• _Supplied material_

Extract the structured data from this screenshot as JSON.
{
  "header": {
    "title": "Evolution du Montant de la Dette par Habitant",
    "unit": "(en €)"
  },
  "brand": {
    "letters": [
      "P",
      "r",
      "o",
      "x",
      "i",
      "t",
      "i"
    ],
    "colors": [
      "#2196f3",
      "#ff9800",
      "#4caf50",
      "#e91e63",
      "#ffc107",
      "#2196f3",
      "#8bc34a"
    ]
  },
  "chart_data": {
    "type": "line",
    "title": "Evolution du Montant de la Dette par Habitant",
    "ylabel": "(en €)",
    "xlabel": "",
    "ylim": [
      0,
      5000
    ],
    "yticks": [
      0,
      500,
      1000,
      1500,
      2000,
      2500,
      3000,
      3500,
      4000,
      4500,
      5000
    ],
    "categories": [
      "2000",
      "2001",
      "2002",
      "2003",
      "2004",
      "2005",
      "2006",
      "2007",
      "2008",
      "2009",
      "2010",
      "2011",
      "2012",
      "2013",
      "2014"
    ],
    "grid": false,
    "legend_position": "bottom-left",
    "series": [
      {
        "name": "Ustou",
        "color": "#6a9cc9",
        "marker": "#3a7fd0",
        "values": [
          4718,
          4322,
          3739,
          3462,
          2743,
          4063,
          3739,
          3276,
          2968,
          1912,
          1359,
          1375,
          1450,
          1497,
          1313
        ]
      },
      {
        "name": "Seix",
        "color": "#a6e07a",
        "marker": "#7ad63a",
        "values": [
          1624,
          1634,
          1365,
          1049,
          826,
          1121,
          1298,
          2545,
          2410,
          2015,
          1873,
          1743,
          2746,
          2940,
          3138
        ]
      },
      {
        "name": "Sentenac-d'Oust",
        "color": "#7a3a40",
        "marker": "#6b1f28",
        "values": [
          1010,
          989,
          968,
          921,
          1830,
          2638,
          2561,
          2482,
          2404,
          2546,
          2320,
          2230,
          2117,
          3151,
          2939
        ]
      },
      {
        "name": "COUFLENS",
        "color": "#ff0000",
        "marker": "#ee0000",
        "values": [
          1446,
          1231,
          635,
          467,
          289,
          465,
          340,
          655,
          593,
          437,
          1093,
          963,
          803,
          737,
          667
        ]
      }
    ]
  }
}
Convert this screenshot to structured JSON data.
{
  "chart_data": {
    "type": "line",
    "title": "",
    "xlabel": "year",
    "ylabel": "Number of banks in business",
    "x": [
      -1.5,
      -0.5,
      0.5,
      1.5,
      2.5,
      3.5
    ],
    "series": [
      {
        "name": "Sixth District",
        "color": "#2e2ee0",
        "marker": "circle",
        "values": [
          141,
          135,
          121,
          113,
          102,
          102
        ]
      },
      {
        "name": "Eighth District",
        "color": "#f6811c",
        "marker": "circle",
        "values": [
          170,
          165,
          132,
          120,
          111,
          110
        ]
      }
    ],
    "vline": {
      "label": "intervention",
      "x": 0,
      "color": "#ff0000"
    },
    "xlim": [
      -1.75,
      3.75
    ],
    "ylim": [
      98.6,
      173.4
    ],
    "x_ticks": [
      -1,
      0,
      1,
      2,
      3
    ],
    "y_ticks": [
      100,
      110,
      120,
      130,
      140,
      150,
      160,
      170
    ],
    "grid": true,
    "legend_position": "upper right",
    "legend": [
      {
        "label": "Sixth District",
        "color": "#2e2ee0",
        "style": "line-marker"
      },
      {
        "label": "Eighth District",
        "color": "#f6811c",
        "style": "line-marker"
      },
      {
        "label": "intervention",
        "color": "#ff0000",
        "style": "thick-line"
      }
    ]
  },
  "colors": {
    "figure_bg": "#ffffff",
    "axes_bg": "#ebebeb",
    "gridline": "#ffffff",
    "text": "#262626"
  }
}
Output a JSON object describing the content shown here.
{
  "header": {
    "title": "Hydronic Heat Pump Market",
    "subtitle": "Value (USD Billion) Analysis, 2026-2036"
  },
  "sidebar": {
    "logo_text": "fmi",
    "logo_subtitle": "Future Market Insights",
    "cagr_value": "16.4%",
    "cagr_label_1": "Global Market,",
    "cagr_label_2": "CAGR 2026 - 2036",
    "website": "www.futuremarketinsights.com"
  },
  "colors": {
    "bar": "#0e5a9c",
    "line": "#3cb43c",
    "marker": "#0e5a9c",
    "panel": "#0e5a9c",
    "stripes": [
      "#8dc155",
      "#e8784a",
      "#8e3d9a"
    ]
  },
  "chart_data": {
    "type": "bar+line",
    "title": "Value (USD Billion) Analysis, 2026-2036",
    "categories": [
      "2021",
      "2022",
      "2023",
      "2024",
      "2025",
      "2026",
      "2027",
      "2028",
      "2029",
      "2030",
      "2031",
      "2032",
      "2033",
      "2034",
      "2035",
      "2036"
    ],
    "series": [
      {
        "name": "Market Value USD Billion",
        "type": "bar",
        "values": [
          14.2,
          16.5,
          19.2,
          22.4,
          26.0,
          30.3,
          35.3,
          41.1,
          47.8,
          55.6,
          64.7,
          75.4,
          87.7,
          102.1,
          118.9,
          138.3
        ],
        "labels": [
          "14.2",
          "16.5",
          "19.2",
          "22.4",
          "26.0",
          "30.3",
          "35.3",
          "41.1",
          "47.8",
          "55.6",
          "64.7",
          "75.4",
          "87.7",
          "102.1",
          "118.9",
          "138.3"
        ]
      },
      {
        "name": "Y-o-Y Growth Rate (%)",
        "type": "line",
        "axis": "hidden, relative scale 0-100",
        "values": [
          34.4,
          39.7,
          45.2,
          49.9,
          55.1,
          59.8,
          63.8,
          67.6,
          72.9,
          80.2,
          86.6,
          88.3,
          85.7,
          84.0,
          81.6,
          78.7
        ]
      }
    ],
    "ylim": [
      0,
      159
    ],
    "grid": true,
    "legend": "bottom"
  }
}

• _Requirement_
Filter the records for lines holding the string "screenshot". Copy each one.

• _Correct output_
Extract the structured data from this screenshot as JSON.
Convert this screenshot to structured JSON data.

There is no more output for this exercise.